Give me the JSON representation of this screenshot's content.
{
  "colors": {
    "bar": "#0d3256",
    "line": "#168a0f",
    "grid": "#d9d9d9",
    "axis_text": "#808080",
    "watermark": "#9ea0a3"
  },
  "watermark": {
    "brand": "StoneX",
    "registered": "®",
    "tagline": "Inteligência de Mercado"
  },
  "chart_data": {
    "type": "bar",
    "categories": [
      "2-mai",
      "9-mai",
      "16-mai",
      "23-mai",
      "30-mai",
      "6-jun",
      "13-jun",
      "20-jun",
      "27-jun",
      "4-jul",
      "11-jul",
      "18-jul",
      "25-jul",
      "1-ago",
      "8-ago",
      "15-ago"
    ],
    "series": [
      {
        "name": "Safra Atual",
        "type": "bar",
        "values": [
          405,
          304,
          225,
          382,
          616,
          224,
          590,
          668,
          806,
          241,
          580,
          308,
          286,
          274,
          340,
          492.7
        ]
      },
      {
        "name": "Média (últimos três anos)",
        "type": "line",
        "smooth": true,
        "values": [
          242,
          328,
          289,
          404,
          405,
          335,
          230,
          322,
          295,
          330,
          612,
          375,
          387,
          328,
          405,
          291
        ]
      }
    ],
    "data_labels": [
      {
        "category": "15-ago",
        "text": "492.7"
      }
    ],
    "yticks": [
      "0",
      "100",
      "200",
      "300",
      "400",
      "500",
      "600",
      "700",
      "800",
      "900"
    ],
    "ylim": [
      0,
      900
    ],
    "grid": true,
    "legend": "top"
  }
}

====

== EXERCISE GOAL ==
Would you restate each of the entries word for word?

== TASK OUTPUT ==
Give me the JSON representation of this screenshot's content.
{
  "colors": {
    "bar": "#0d3256",
    "line": "#168a0f",
    "grid": "#d9d9d9",
    "axis_text": "#808080",
    "watermark": "#9ea0a3"
  },
  "watermark": {
    "brand": "StoneX",
    "registered": "®",
    "tagline": "Inteligência de Mercado"
  },
  "chart_data": {
    "type": "bar",
    "categories": [
      "2-mai",
      "9-mai",
      "16-mai",
      "23-mai",
      "30-mai",
      "6-jun",
      "13-jun",
      "20-jun",
      "27-jun",
      "4-jul",
      "11-jul",
      "18-jul",
      "25-jul",
      "1-ago",
      "8-ago",
      "15-ago"
    ],
    "series": [
      {
        "name": "Safra Atual",
        "type": "bar",
        "values": [
          405,
          304,
          225,
          382,
          616,
          224,
          590,
          668,
          806,
          241,
          580,
          308,
          286,
          274,
          340,
          492.7
        ]
      },
      {
        "name": "Média (últimos três anos)",
        "type": "line",
        "smooth": true,
        "values": [
          242,
          328,
          289,
          404,
          405,
          335,
          230,
          322,
          295,
          330,
          612,
          375,
          387,
          328,
          405,
          291
        ]
      }
    ],
    "data_labels": [
      {
        "category": "15-ago",
        "text": "492.7"
      }
    ],
    "yticks": [
      "0",
      "100",
      "200",
      "300",
      "400",
      "500",
      "600",
      "700",
      "800",
      "900"
    ],
    "ylim": [
      0,
      900
    ],
    "grid": true,
    "legend": "top"
  }
}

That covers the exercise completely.